**GOAL**. Scan the entries below and report only how many lines contain "value".

[Records]
● ● ● ● ● ● ●

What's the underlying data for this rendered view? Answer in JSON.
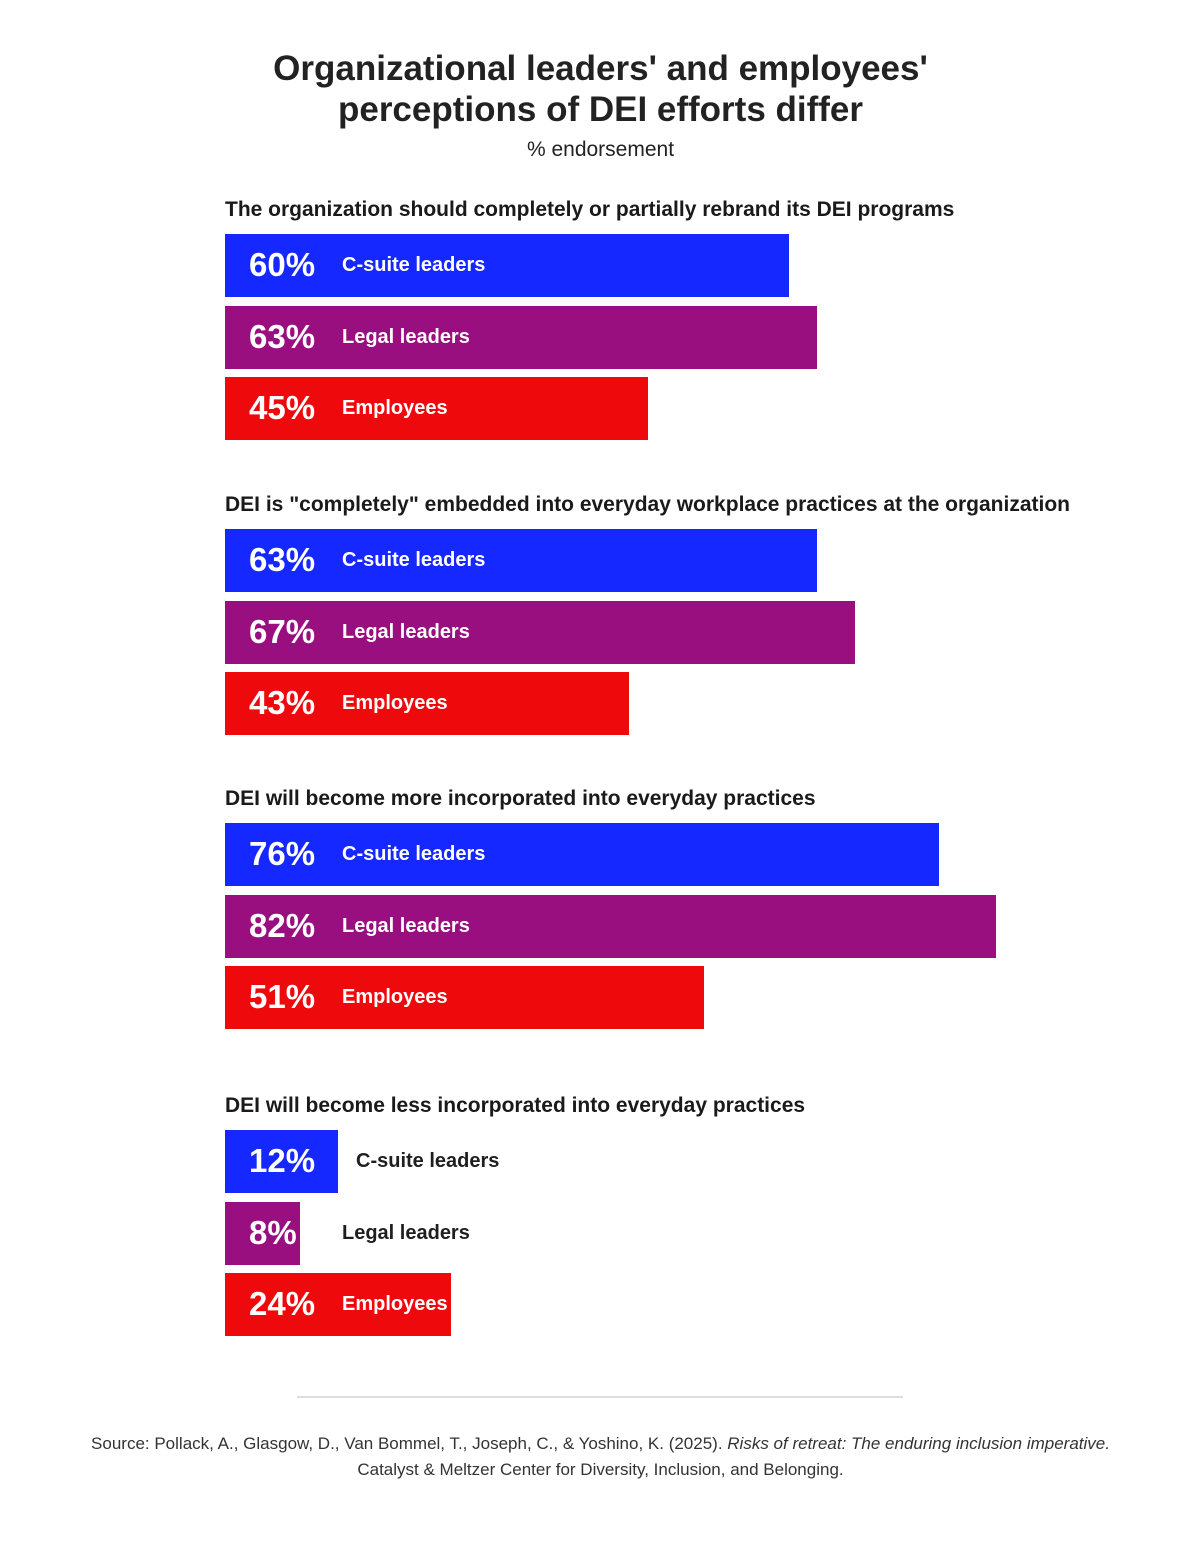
{
  "title": "Organizational leaders' and employees'\nperceptions of DEI efforts differ",
  "subtitle": "% endorsement",
  "colors": {
    "C-suite leaders": "#1428ff",
    "Legal leaders": "#9a0f80",
    "Employees": "#ee0a0c"
  },
  "chart_data": {
    "type": "bar",
    "orientation": "horizontal",
    "unit": "%",
    "groups": [
      {
        "question": "The organization should completely or partially rebrand its DEI programs",
        "bars": [
          {
            "category": "C-suite leaders",
            "value": 60,
            "label": "60%"
          },
          {
            "category": "Legal leaders",
            "value": 63,
            "label": "63%"
          },
          {
            "category": "Employees",
            "value": 45,
            "label": "45%"
          }
        ]
      },
      {
        "question": "DEI is \"completely\" embedded into everyday workplace practices at the organization",
        "bars": [
          {
            "category": "C-suite leaders",
            "value": 63,
            "label": "63%"
          },
          {
            "category": "Legal leaders",
            "value": 67,
            "label": "67%"
          },
          {
            "category": "Employees",
            "value": 43,
            "label": "43%"
          }
        ]
      },
      {
        "question": "DEI will become more incorporated into everyday practices",
        "bars": [
          {
            "category": "C-suite leaders",
            "value": 76,
            "label": "76%"
          },
          {
            "category": "Legal leaders",
            "value": 82,
            "label": "82%"
          },
          {
            "category": "Employees",
            "value": 51,
            "label": "51%"
          }
        ]
      },
      {
        "question": "DEI will become less incorporated into everyday practices",
        "bars": [
          {
            "category": "C-suite leaders",
            "value": 12,
            "label": "12%"
          },
          {
            "category": "Legal leaders",
            "value": 8,
            "label": "8%"
          },
          {
            "category": "Employees",
            "value": 24,
            "label": "24%"
          }
        ]
      }
    ]
  },
  "source": {
    "prefix": "Source: Pollack, A., Glasgow, D., Van Bommel, T., Joseph, C., & Yoshino, K. (2025). ",
    "title_italic": "Risks of retreat: The enduring inclusion imperative.",
    "line2": "Catalyst & Meltzer Center for Diversity, Inclusion, and Belonging."
  }
}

● ● ● ● ● ● ●

**ANSWER TO THIS PROBLEM**. 12